THE RECORDS →
□ □ □ □ □
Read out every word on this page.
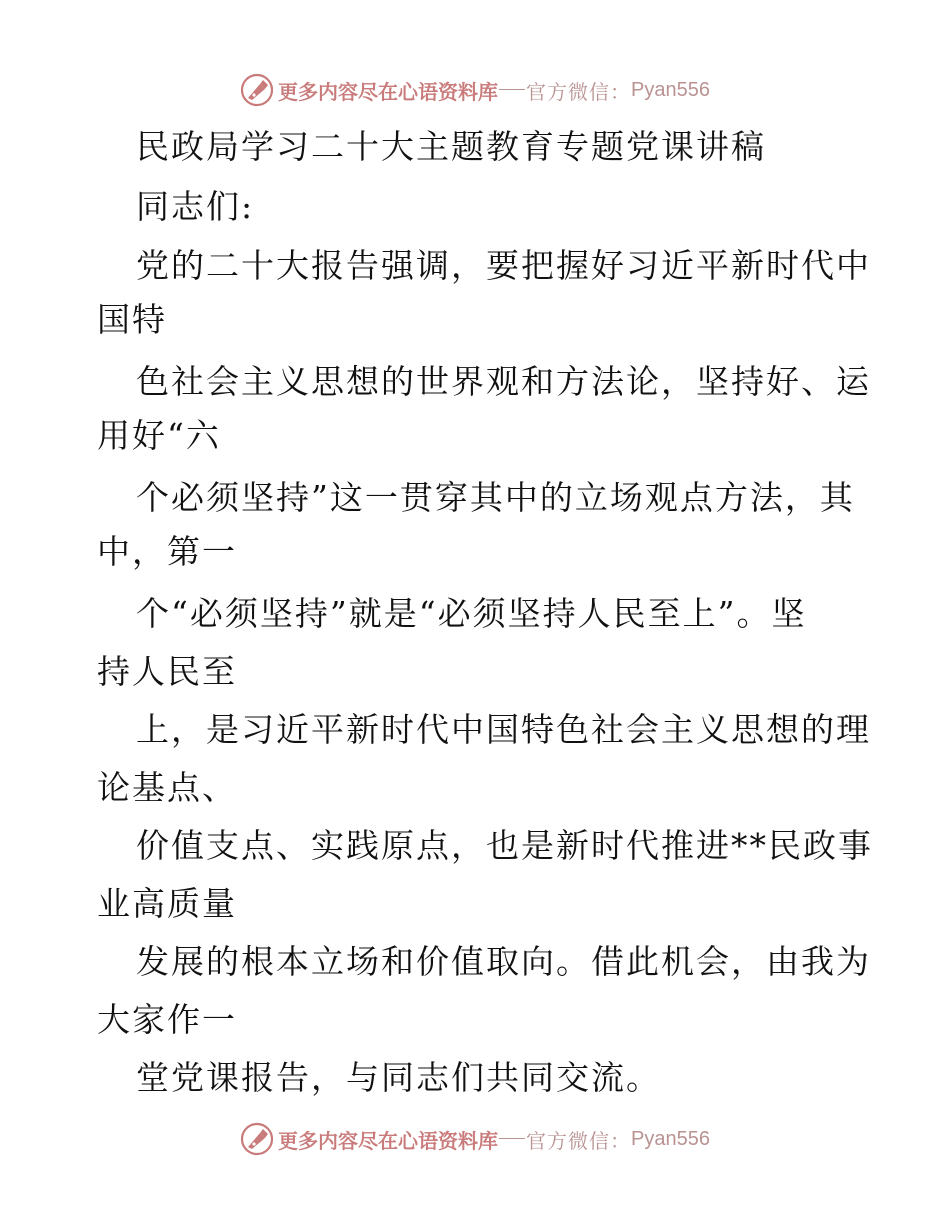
更多内容尽在心语资料库 官方微信： Pyan556

民政局学习二十大主题教育专题党课讲稿

同志们:

党的二十大报告强调，要把握好习近平新时代中

国特

色社会主义思想的世界观和方法论，坚持好、运

用好“六

个必须坚持”这一贯穿其中的立场观点方法，其

中，第一

个“必须坚持”就是“必须坚持人民至上”。坚

持人民至

上，是习近平新时代中国特色社会主义思想的理

论基点、

价值支点、实践原点，也是新时代推进**民政事

业高质量

发展的根本立场和价值取向。借此机会，由我为

大家作一

堂党课报告，与同志们共同交流。

更多内容尽在心语资料库 官方微信： Pyan556
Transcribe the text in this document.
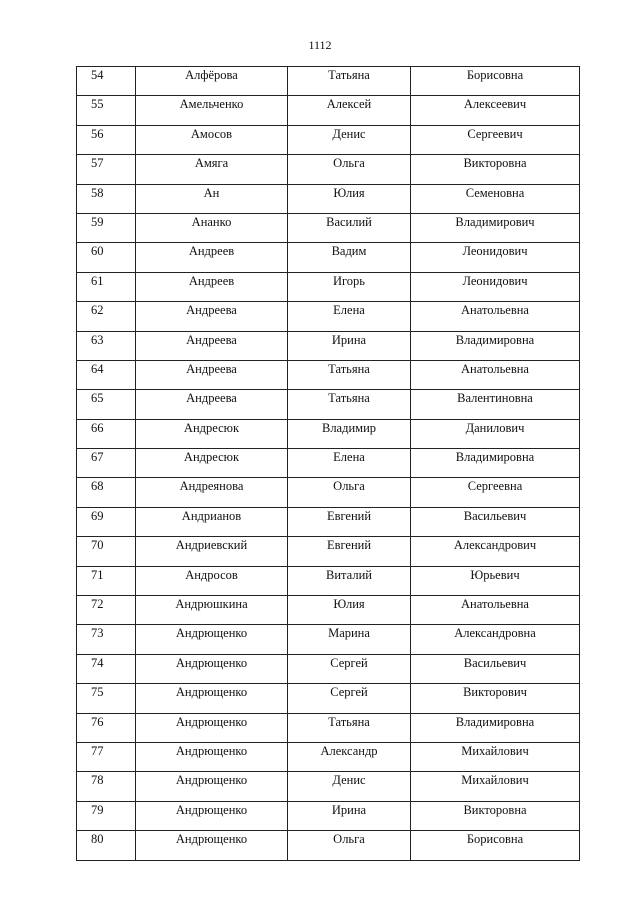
1112
54	Алфёрова	Татьяна	Борисовна
55	Амельченко	Алексей	Алексеевич
56	Амосов	Денис	Сергеевич
57	Амяга	Ольга	Викторовна
58	Ан	Юлия	Семеновна
59	Ананко	Василий	Владимирович
60	Андреев	Вадим	Леонидович
61	Андреев	Игорь	Леонидович
62	Андреева	Елена	Анатольевна
63	Андреева	Ирина	Владимировна
64	Андреева	Татьяна	Анатольевна
65	Андреева	Татьяна	Валентиновна
66	Андресюк	Владимир	Данилович
67	Андресюк	Елена	Владимировна
68	Андреянова	Ольга	Сергеевна
69	Андрианов	Евгений	Васильевич
70	Андриевский	Евгений	Александрович
71	Андросов	Виталий	Юрьевич
72	Андрюшкина	Юлия	Анатольевна
73	Андрющенко	Марина	Александровна
74	Андрющенко	Сергей	Васильевич
75	Андрющенко	Сергей	Викторович
76	Андрющенко	Татьяна	Владимировна
77	Андрющенко	Александр	Михайлович
78	Андрющенко	Денис	Михайлович
79	Андрющенко	Ирина	Викторовна
80	Андрющенко	Ольга	Борисовна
□ □ □ □ □
OBJECTIVE → Take the listing and print it again exactly, but without any pictures.

RESPONSE →
Read out every word on this page.
更多内容尽在心语资料库 官方微信： Pyan556

民政局学习二十大主题教育专题党课讲稿

同志们:

党的二十大报告强调，要把握好习近平新时代中

国特

色社会主义思想的世界观和方法论，坚持好、运

用好“六

个必须坚持”这一贯穿其中的立场观点方法，其

中，第一

个“必须坚持”就是“必须坚持人民至上”。坚

持人民至

上，是习近平新时代中国特色社会主义思想的理

论基点、

价值支点、实践原点，也是新时代推进**民政事

业高质量

发展的根本立场和价值取向。借此机会，由我为

大家作一

堂党课报告，与同志们共同交流。

更多内容尽在心语资料库 官方微信： Pyan556
Transcribe the text in this document.
1112
54	Алфёрова	Татьяна	Борисовна
55	Амельченко	Алексей	Алексеевич
56	Амосов	Денис	Сергеевич
57	Амяга	Ольга	Викторовна
58	Ан	Юлия	Семеновна
59	Ананко	Василий	Владимирович
60	Андреев	Вадим	Леонидович
61	Андреев	Игорь	Леонидович
62	Андреева	Елена	Анатольевна
63	Андреева	Ирина	Владимировна
64	Андреева	Татьяна	Анатольевна
65	Андреева	Татьяна	Валентиновна
66	Андресюк	Владимир	Данилович
67	Андресюк	Елена	Владимировна
68	Андреянова	Ольга	Сергеевна
69	Андрианов	Евгений	Васильевич
70	Андриевский	Евгений	Александрович
71	Андросов	Виталий	Юрьевич
72	Андрюшкина	Юлия	Анатольевна
73	Андрющенко	Марина	Александровна
74	Андрющенко	Сергей	Васильевич
75	Андрющенко	Сергей	Викторович
76	Андрющенко	Татьяна	Владимировна
77	Андрющенко	Александр	Михайлович
78	Андрющенко	Денис	Михайлович
79	Андрющенко	Ирина	Викторовна
80	Андрющенко	Ольга	Борисовна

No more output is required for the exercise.